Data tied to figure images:

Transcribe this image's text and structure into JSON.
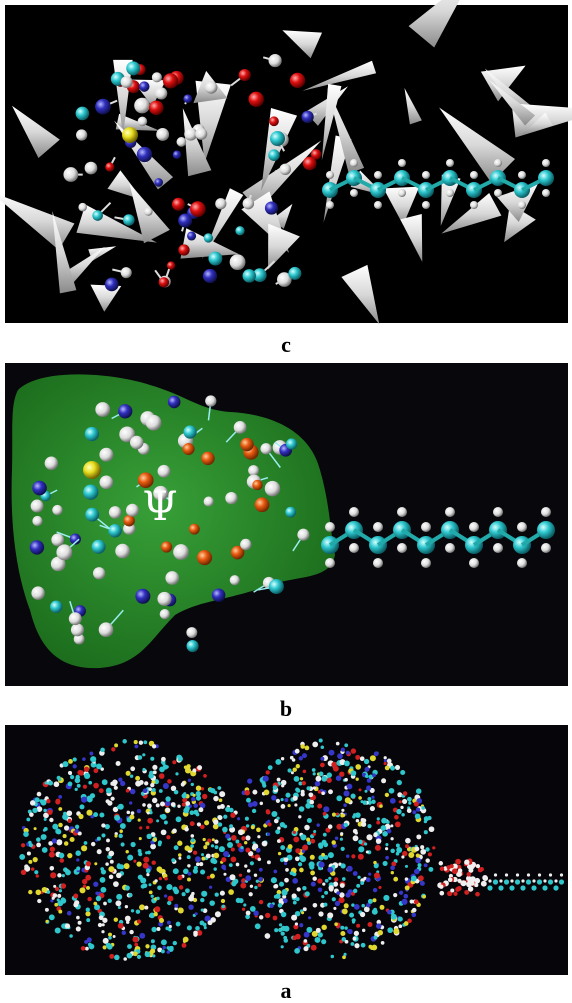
{
  "panels": [
    {
      "label": "c"
    },
    {
      "label": "b",
      "annotation": "Ψ"
    },
    {
      "label": "a"
    }
  ]
}
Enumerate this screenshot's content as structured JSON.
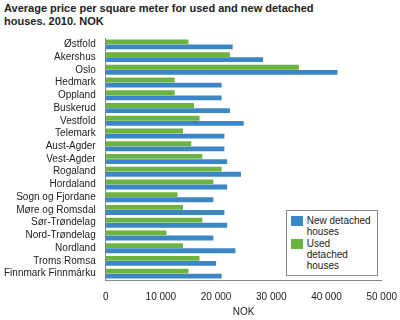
{
  "chart_data": {
    "type": "bar",
    "orientation": "horizontal",
    "title": "Average price per square meter for used and new detached houses. 2010. NOK",
    "x_label": "NOK",
    "categories": [
      "Østfold",
      "Akershus",
      "Oslo",
      "Hedmark",
      "Oppland",
      "Buskerud",
      "Vestfold",
      "Telemark",
      "Aust-Agder",
      "Vest-Agder",
      "Rogaland",
      "Hordaland",
      "Sogn og Fjordane",
      "Møre og Romsdal",
      "Sør-Trøndelag",
      "Nord-Trøndelag",
      "Nordland",
      "Troms Romsa",
      "Finnmark Finnmárku"
    ],
    "series": [
      {
        "name": "New detached houses",
        "color": "#3b86c4",
        "values": [
          23000,
          28500,
          42000,
          21000,
          21000,
          22500,
          25000,
          21500,
          21500,
          22000,
          24500,
          22000,
          19500,
          21500,
          22000,
          19500,
          23500,
          20000,
          21000
        ]
      },
      {
        "name": "Used detached houses",
        "color": "#6cb33f",
        "values": [
          15000,
          22500,
          35000,
          12500,
          12500,
          16000,
          17000,
          14000,
          15500,
          17500,
          21000,
          19500,
          13000,
          14000,
          17500,
          11000,
          14000,
          17000,
          15000
        ]
      }
    ],
    "xlim": [
      0,
      50000
    ],
    "xticks": [
      0,
      {
        "value": 10000,
        "label": "10 000"
      },
      {
        "value": 20000,
        "label": "20 000"
      },
      {
        "value": 30000,
        "label": "30 000"
      },
      {
        "value": 40000,
        "label": "40 000"
      },
      {
        "value": 50000,
        "label": "50 000"
      }
    ],
    "grid": false,
    "legend": "lower right"
  }
}
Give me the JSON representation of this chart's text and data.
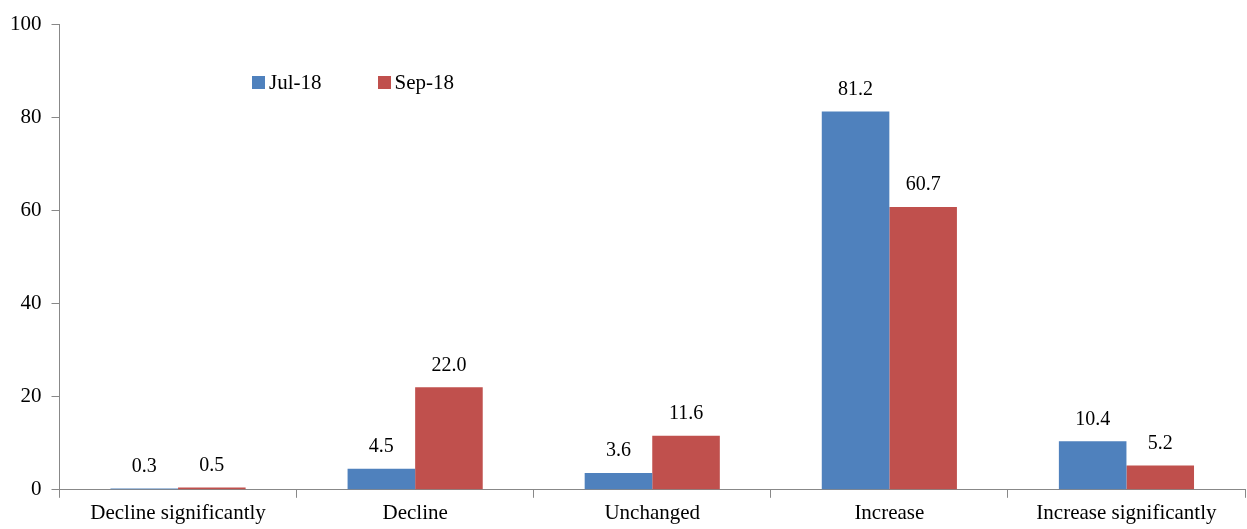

> **Do this**
Copy each line in full and exactly, omitting any picture.

> **The result**
Transcribe this image's text and structure into JSON.
{
  "panels": [
    {
      "label": "c"
    },
    {
      "label": "b",
      "annotation": "Ψ"
    },
    {
      "label": "a"
    }
  ]
}
Enumerate this screenshot's content as structured JSON.
{
  "chart_data": {
    "type": "bar",
    "orientation": "horizontal",
    "title": "Average price per square meter for used and new detached houses. 2010. NOK",
    "x_label": "NOK",
    "categories": [
      "Østfold",
      "Akershus",
      "Oslo",
      "Hedmark",
      "Oppland",
      "Buskerud",
      "Vestfold",
      "Telemark",
      "Aust-Agder",
      "Vest-Agder",
      "Rogaland",
      "Hordaland",
      "Sogn og Fjordane",
      "Møre og Romsdal",
      "Sør-Trøndelag",
      "Nord-Trøndelag",
      "Nordland",
      "Troms Romsa",
      "Finnmark Finnmárku"
    ],
    "series": [
      {
        "name": "New detached houses",
        "color": "#3b86c4",
        "values": [
          23000,
          28500,
          42000,
          21000,
          21000,
          22500,
          25000,
          21500,
          21500,
          22000,
          24500,
          22000,
          19500,
          21500,
          22000,
          19500,
          23500,
          20000,
          21000
        ]
      },
      {
        "name": "Used detached houses",
        "color": "#6cb33f",
        "values": [
          15000,
          22500,
          35000,
          12500,
          12500,
          16000,
          17000,
          14000,
          15500,
          17500,
          21000,
          19500,
          13000,
          14000,
          17500,
          11000,
          14000,
          17000,
          15000
        ]
      }
    ],
    "xlim": [
      0,
      50000
    ],
    "xticks": [
      0,
      {
        "value": 10000,
        "label": "10 000"
      },
      {
        "value": 20000,
        "label": "20 000"
      },
      {
        "value": 30000,
        "label": "30 000"
      },
      {
        "value": 40000,
        "label": "40 000"
      },
      {
        "value": 50000,
        "label": "50 000"
      }
    ],
    "grid": false,
    "legend": "lower right"
  }
}
Give me the JSON representation of this chart's text and data.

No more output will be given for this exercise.